[Given problem]
Present every line in which the string "established" appears.

[Record list]
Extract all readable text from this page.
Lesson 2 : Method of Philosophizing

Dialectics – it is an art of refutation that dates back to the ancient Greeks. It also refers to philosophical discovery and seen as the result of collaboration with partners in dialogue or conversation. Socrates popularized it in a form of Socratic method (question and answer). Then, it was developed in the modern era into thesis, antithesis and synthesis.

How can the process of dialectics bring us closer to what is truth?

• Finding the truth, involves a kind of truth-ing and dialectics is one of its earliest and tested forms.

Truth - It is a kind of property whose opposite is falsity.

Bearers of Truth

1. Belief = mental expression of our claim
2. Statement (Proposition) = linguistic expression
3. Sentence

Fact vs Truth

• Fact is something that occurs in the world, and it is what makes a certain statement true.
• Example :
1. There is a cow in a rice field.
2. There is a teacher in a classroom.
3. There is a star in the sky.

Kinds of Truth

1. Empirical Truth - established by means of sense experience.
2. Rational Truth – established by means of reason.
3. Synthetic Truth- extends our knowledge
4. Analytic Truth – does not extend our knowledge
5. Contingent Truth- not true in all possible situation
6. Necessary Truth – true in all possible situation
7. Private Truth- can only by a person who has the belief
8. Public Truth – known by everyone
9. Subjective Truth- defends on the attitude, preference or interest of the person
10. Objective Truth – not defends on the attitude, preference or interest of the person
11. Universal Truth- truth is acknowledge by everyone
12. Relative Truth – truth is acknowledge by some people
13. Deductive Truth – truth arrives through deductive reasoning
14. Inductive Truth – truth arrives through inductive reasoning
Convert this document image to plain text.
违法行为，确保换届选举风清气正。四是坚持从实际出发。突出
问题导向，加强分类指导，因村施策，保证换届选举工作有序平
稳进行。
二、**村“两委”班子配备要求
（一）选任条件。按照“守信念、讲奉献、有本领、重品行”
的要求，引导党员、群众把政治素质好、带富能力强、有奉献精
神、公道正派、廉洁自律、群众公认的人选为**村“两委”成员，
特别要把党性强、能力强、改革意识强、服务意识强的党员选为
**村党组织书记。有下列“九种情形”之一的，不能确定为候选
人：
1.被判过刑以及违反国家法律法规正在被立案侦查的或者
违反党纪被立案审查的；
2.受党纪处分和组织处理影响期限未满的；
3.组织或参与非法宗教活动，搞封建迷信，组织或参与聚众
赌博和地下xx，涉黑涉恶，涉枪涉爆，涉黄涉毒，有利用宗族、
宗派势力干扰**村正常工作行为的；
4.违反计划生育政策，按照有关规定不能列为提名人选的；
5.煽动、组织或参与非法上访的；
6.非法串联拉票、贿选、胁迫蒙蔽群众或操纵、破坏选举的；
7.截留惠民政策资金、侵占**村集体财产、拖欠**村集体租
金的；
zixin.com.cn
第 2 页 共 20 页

...

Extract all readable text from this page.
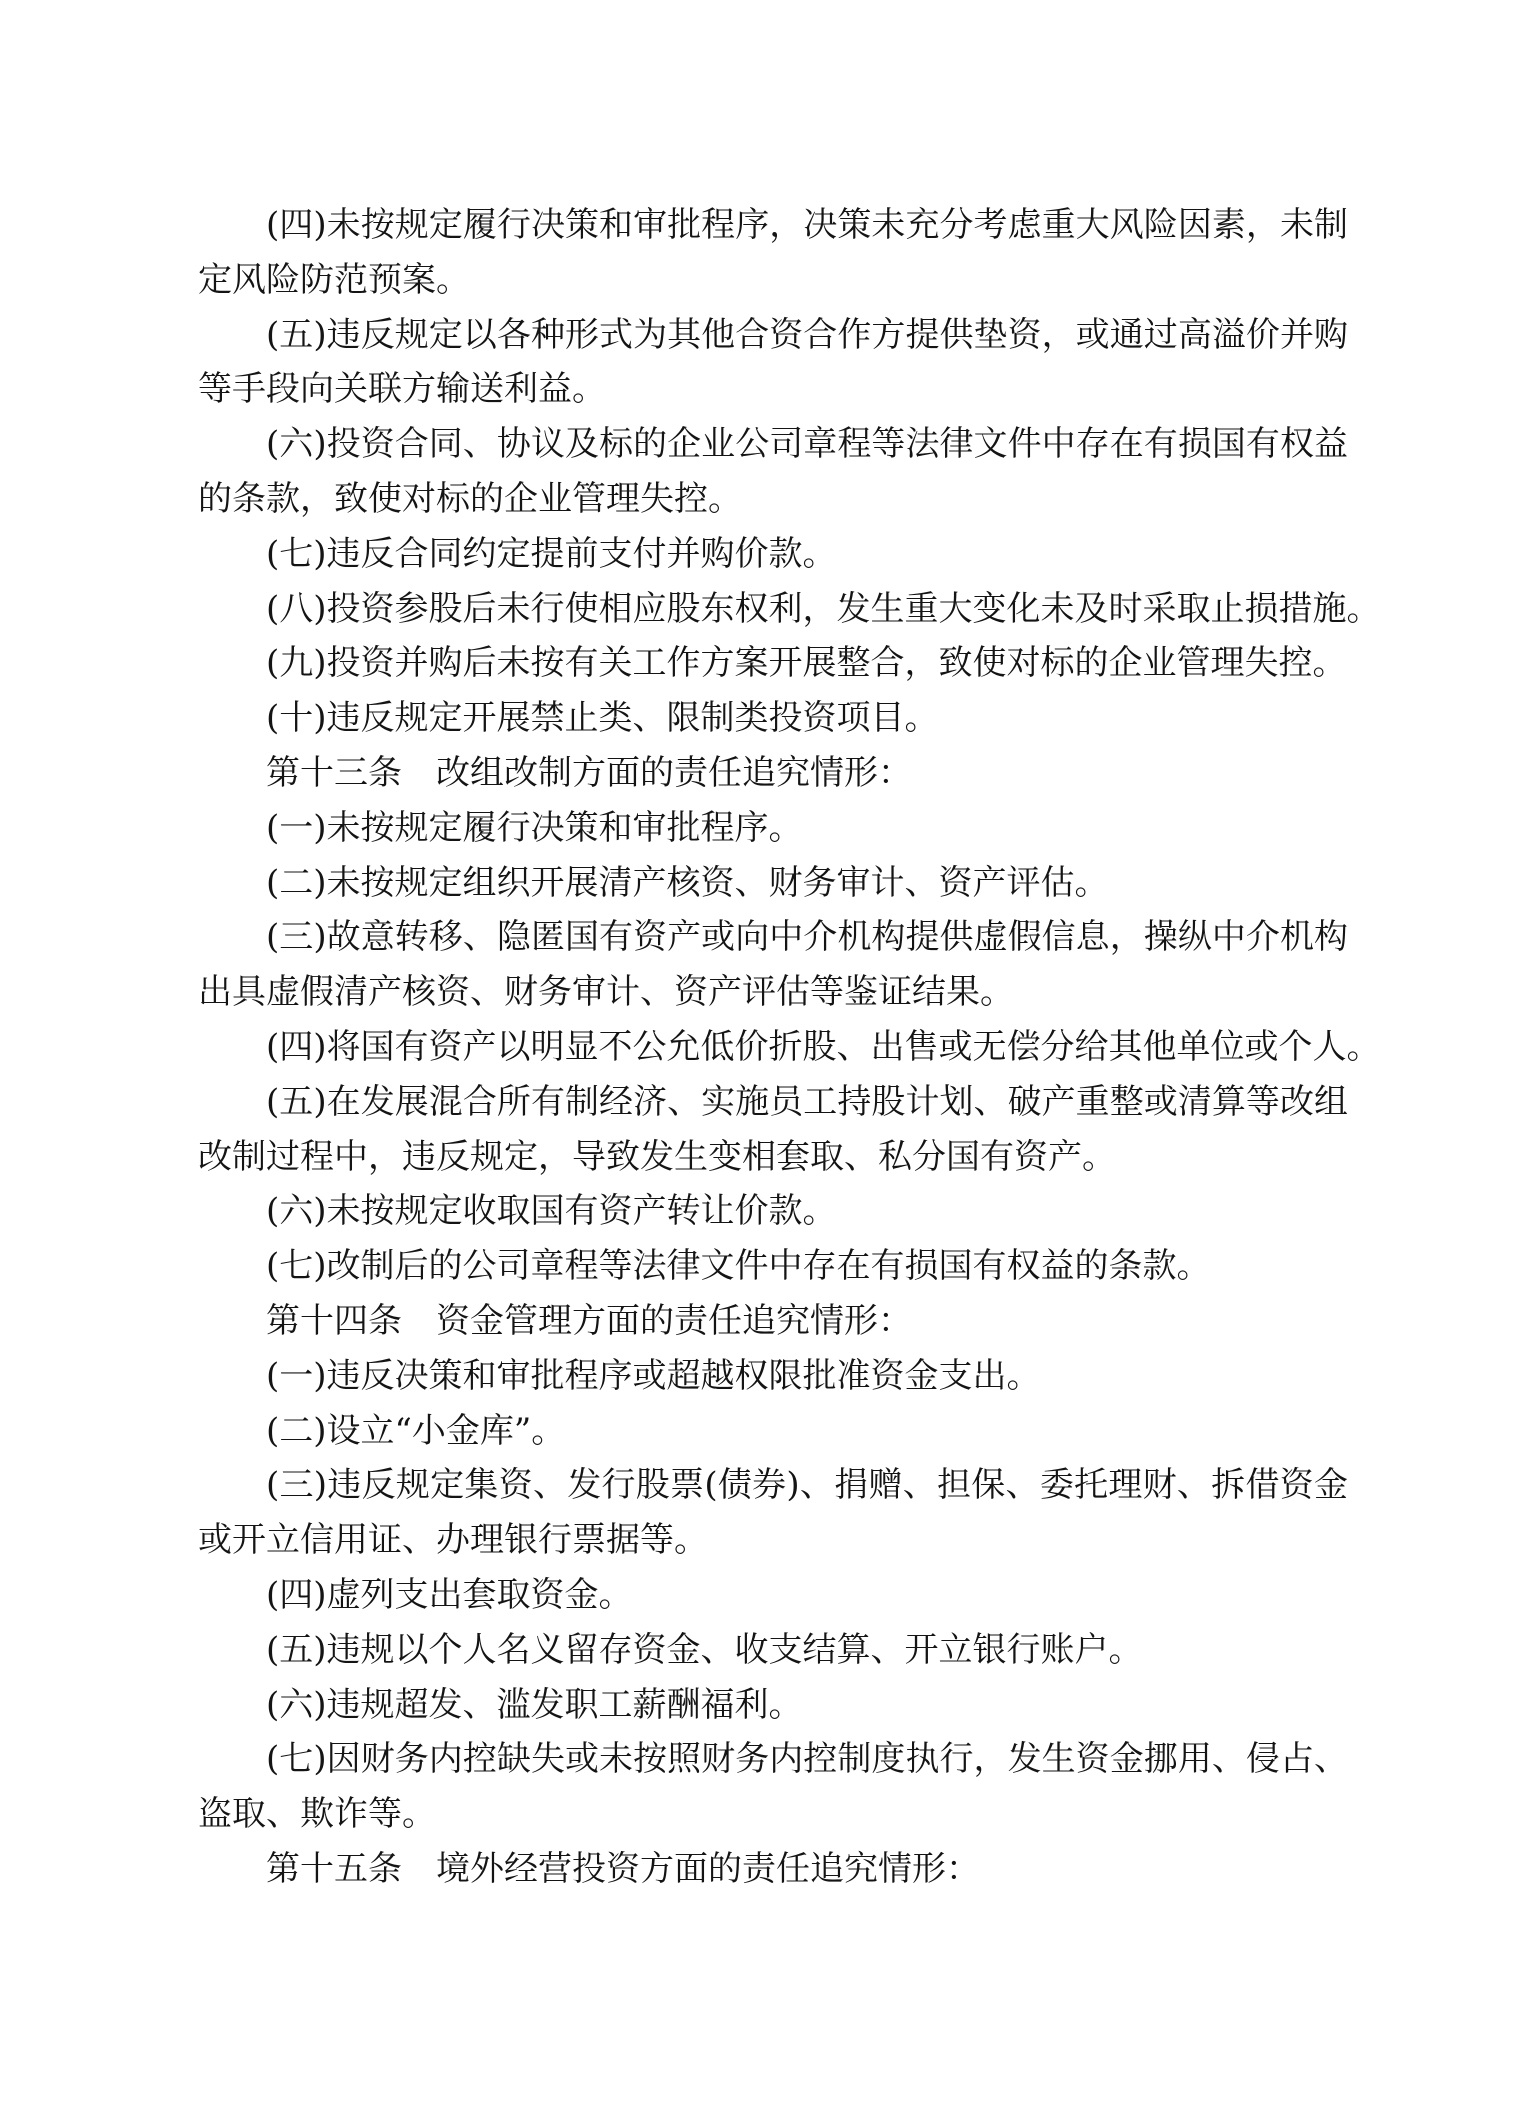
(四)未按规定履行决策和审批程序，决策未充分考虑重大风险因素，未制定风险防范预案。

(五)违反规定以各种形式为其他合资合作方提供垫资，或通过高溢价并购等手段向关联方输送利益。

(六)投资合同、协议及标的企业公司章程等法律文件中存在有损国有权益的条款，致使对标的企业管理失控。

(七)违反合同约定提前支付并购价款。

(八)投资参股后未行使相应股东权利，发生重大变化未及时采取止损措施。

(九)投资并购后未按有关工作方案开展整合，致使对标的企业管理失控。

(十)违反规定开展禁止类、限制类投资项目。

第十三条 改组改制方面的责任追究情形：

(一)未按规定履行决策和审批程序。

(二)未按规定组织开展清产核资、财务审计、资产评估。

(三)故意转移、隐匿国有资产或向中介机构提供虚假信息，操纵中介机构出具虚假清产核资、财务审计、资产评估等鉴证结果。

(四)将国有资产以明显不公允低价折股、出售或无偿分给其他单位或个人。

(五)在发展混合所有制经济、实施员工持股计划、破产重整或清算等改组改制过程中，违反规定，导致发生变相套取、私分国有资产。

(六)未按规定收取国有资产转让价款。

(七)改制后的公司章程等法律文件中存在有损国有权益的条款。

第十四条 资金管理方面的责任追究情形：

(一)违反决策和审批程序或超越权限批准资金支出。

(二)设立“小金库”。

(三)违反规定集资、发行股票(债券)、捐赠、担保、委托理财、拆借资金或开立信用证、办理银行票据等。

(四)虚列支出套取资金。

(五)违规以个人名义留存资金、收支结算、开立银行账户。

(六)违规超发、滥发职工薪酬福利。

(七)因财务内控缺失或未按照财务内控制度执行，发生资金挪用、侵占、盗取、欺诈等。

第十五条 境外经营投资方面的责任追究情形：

[Answer]
1. Empirical Truth - established by means of sense experience.
2. Rational Truth – established by means of reason.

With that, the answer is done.